Aim of the task: Write out each line beneath this one exactly as it reads.

"""

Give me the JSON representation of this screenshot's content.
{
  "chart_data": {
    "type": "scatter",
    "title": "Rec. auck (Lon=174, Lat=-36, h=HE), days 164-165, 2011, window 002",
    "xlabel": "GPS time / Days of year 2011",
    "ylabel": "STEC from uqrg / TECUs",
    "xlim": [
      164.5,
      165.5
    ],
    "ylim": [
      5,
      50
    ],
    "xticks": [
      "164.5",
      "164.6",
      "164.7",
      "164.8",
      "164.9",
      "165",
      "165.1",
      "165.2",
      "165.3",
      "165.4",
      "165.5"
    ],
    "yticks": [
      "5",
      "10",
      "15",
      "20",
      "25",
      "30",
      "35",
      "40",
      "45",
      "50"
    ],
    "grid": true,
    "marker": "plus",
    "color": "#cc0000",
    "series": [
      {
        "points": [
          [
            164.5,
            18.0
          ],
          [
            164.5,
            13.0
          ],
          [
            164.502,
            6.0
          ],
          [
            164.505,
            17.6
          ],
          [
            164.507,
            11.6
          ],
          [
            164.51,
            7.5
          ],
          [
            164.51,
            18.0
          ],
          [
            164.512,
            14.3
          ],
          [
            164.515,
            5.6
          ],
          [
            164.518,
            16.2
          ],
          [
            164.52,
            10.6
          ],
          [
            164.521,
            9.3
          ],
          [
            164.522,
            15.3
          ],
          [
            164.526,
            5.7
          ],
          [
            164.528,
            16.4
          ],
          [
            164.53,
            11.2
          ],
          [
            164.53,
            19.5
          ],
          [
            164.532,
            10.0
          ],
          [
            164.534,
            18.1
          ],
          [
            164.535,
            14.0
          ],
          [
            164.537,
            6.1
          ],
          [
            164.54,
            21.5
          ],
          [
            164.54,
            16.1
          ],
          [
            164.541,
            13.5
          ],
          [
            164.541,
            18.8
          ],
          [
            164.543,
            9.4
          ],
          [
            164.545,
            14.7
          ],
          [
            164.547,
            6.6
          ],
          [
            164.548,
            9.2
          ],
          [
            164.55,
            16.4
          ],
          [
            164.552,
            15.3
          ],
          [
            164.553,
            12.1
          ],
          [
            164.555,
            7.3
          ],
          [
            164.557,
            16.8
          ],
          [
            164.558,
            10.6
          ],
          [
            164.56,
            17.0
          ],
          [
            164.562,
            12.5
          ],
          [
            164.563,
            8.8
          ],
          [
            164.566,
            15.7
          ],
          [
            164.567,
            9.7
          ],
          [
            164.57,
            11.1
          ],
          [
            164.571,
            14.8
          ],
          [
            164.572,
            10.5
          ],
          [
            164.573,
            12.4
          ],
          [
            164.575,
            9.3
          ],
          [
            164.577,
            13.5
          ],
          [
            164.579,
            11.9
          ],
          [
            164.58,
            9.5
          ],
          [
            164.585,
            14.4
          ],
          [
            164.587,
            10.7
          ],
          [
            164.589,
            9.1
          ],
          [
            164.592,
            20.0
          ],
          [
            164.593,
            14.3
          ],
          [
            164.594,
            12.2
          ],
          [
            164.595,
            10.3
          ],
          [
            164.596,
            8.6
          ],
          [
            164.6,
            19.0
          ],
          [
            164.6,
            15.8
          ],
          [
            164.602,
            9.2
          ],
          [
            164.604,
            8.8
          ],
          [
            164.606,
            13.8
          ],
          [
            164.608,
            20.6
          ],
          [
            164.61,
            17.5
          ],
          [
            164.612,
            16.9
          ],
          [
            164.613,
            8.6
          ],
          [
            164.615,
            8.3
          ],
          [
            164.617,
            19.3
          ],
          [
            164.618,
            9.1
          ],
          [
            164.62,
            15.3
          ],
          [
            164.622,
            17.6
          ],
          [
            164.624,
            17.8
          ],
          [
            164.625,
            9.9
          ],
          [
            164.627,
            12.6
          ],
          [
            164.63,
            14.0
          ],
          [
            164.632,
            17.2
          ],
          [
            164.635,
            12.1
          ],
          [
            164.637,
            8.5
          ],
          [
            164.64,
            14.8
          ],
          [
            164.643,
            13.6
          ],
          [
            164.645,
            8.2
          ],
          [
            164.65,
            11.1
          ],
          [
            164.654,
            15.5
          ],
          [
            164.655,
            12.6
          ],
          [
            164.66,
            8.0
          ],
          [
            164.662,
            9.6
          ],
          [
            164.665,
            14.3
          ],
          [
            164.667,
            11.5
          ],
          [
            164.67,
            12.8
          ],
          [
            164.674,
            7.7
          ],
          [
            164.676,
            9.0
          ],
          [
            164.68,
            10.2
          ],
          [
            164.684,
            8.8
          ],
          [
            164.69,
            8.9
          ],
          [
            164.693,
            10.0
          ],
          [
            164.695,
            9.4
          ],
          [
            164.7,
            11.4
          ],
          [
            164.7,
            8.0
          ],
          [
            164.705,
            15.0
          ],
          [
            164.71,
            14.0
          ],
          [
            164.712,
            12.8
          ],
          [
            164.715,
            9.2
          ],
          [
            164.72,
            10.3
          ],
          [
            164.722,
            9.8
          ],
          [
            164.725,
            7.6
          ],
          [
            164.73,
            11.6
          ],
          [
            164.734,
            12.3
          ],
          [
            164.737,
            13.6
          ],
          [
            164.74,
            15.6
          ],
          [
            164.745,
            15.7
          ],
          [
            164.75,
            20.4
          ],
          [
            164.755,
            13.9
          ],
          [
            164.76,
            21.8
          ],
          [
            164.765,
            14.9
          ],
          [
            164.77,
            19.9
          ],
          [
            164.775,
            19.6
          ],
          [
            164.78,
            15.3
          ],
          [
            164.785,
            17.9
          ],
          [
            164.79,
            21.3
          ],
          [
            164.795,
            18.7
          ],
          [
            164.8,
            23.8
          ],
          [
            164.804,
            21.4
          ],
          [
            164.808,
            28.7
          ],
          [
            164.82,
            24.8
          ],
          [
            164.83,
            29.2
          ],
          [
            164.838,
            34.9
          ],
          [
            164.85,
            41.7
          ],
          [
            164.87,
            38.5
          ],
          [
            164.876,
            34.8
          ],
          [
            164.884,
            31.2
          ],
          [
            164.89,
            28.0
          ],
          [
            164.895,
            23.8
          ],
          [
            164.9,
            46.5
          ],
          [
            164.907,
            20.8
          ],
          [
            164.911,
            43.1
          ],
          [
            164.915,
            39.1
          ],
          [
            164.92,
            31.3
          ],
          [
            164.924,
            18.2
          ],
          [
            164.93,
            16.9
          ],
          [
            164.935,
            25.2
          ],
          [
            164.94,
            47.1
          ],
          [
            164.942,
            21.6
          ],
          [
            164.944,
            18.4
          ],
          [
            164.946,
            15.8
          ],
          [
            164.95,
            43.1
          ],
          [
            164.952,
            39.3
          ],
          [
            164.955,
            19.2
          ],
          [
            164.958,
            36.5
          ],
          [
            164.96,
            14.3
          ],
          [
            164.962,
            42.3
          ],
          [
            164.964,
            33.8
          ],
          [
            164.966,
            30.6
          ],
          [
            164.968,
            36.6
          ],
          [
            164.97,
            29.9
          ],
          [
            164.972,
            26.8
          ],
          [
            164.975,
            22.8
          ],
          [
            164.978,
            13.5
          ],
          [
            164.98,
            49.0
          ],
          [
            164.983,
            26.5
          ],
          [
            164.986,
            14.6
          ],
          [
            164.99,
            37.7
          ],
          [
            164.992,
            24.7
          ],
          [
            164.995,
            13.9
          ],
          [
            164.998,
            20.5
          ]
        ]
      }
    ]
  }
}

"""

The result:
Give me the JSON representation of this screenshot's content.
{
  "chart_data": {
    "type": "scatter",
    "title": "Rec. auck (Lon=174, Lat=-36, h=HE), days 164-165, 2011, window 002",
    "xlabel": "GPS time / Days of year 2011",
    "ylabel": "STEC from uqrg / TECUs",
    "xlim": [
      164.5,
      165.5
    ],
    "ylim": [
      5,
      50
    ],
    "xticks": [
      "164.5",
      "164.6",
      "164.7",
      "164.8",
      "164.9",
      "165",
      "165.1",
      "165.2",
      "165.3",
      "165.4",
      "165.5"
    ],
    "yticks": [
      "5",
      "10",
      "15",
      "20",
      "25",
      "30",
      "35",
      "40",
      "45",
      "50"
    ],
    "grid": true,
    "marker": "plus",
    "color": "#cc0000",
    "series": [
      {
        "points": [
          [
            164.5,
            18.0
          ],
          [
            164.5,
            13.0
          ],
          [
            164.502,
            6.0
          ],
          [
            164.505,
            17.6
          ],
          [
            164.507,
            11.6
          ],
          [
            164.51,
            7.5
          ],
          [
            164.51,
            18.0
          ],
          [
            164.512,
            14.3
          ],
          [
            164.515,
            5.6
          ],
          [
            164.518,
            16.2
          ],
          [
            164.52,
            10.6
          ],
          [
            164.521,
            9.3
          ],
          [
            164.522,
            15.3
          ],
          [
            164.526,
            5.7
          ],
          [
            164.528,
            16.4
          ],
          [
            164.53,
            11.2
          ],
          [
            164.53,
            19.5
          ],
          [
            164.532,
            10.0
          ],
          [
            164.534,
            18.1
          ],
          [
            164.535,
            14.0
          ],
          [
            164.537,
            6.1
          ],
          [
            164.54,
            21.5
          ],
          [
            164.54,
            16.1
          ],
          [
            164.541,
            13.5
          ],
          [
            164.541,
            18.8
          ],
          [
            164.543,
            9.4
          ],
          [
            164.545,
            14.7
          ],
          [
            164.547,
            6.6
          ],
          [
            164.548,
            9.2
          ],
          [
            164.55,
            16.4
          ],
          [
            164.552,
            15.3
          ],
          [
            164.553,
            12.1
          ],
          [
            164.555,
            7.3
          ],
          [
            164.557,
            16.8
          ],
          [
            164.558,
            10.6
          ],
          [
            164.56,
            17.0
          ],
          [
            164.562,
            12.5
          ],
          [
            164.563,
            8.8
          ],
          [
            164.566,
            15.7
          ],
          [
            164.567,
            9.7
          ],
          [
            164.57,
            11.1
          ],
          [
            164.571,
            14.8
          ],
          [
            164.572,
            10.5
          ],
          [
            164.573,
            12.4
          ],
          [
            164.575,
            9.3
          ],
          [
            164.577,
            13.5
          ],
          [
            164.579,
            11.9
          ],
          [
            164.58,
            9.5
          ],
          [
            164.585,
            14.4
          ],
          [
            164.587,
            10.7
          ],
          [
            164.589,
            9.1
          ],
          [
            164.592,
            20.0
          ],
          [
            164.593,
            14.3
          ],
          [
            164.594,
            12.2
          ],
          [
            164.595,
            10.3
          ],
          [
            164.596,
            8.6
          ],
          [
            164.6,
            19.0
          ],
          [
            164.6,
            15.8
          ],
          [
            164.602,
            9.2
          ],
          [
            164.604,
            8.8
          ],
          [
            164.606,
            13.8
          ],
          [
            164.608,
            20.6
          ],
          [
            164.61,
            17.5
          ],
          [
            164.612,
            16.9
          ],
          [
            164.613,
            8.6
          ],
          [
            164.615,
            8.3
          ],
          [
            164.617,
            19.3
          ],
          [
            164.618,
            9.1
          ],
          [
            164.62,
            15.3
          ],
          [
            164.622,
            17.6
          ],
          [
            164.624,
            17.8
          ],
          [
            164.625,
            9.9
          ],
          [
            164.627,
            12.6
          ],
          [
            164.63,
            14.0
          ],
          [
            164.632,
            17.2
          ],
          [
            164.635,
            12.1
          ],
          [
            164.637,
            8.5
          ],
          [
            164.64,
            14.8
          ],
          [
            164.643,
            13.6
          ],
          [
            164.645,
            8.2
          ],
          [
            164.65,
            11.1
          ],
          [
            164.654,
            15.5
          ],
          [
            164.655,
            12.6
          ],
          [
            164.66,
            8.0
          ],
          [
            164.662,
            9.6
          ],
          [
            164.665,
            14.3
          ],
          [
            164.667,
            11.5
          ],
          [
            164.67,
            12.8
          ],
          [
            164.674,
            7.7
          ],
          [
            164.676,
            9.0
          ],
          [
            164.68,
            10.2
          ],
          [
            164.684,
            8.8
          ],
          [
            164.69,
            8.9
          ],
          [
            164.693,
            10.0
          ],
          [
            164.695,
            9.4
          ],
          [
            164.7,
            11.4
          ],
          [
            164.7,
            8.0
          ],
          [
            164.705,
            15.0
          ],
          [
            164.71,
            14.0
          ],
          [
            164.712,
            12.8
          ],
          [
            164.715,
            9.2
          ],
          [
            164.72,
            10.3
          ],
          [
            164.722,
            9.8
          ],
          [
            164.725,
            7.6
          ],
          [
            164.73,
            11.6
          ],
          [
            164.734,
            12.3
          ],
          [
            164.737,
            13.6
          ],
          [
            164.74,
            15.6
          ],
          [
            164.745,
            15.7
          ],
          [
            164.75,
            20.4
          ],
          [
            164.755,
            13.9
          ],
          [
            164.76,
            21.8
          ],
          [
            164.765,
            14.9
          ],
          [
            164.77,
            19.9
          ],
          [
            164.775,
            19.6
          ],
          [
            164.78,
            15.3
          ],
          [
            164.785,
            17.9
          ],
          [
            164.79,
            21.3
          ],
          [
            164.795,
            18.7
          ],
          [
            164.8,
            23.8
          ],
          [
            164.804,
            21.4
          ],
          [
            164.808,
            28.7
          ],
          [
            164.82,
            24.8
          ],
          [
            164.83,
            29.2
          ],
          [
            164.838,
            34.9
          ],
          [
            164.85,
            41.7
          ],
          [
            164.87,
            38.5
          ],
          [
            164.876,
            34.8
          ],
          [
            164.884,
            31.2
          ],
          [
            164.89,
            28.0
          ],
          [
            164.895,
            23.8
          ],
          [
            164.9,
            46.5
          ],
          [
            164.907,
            20.8
          ],
          [
            164.911,
            43.1
          ],
          [
            164.915,
            39.1
          ],
          [
            164.92,
            31.3
          ],
          [
            164.924,
            18.2
          ],
          [
            164.93,
            16.9
          ],
          [
            164.935,
            25.2
          ],
          [
            164.94,
            47.1
          ],
          [
            164.942,
            21.6
          ],
          [
            164.944,
            18.4
          ],
          [
            164.946,
            15.8
          ],
          [
            164.95,
            43.1
          ],
          [
            164.952,
            39.3
          ],
          [
            164.955,
            19.2
          ],
          [
            164.958,
            36.5
          ],
          [
            164.96,
            14.3
          ],
          [
            164.962,
            42.3
          ],
          [
            164.964,
            33.8
          ],
          [
            164.966,
            30.6
          ],
          [
            164.968,
            36.6
          ],
          [
            164.97,
            29.9
          ],
          [
            164.972,
            26.8
          ],
          [
            164.975,
            22.8
          ],
          [
            164.978,
            13.5
          ],
          [
            164.98,
            49.0
          ],
          [
            164.983,
            26.5
          ],
          [
            164.986,
            14.6
          ],
          [
            164.99,
            37.7
          ],
          [
            164.992,
            24.7
          ],
          [
            164.995,
            13.9
          ],
          [
            164.998,
            20.5
          ]
        ]
      }
    ]
  }
}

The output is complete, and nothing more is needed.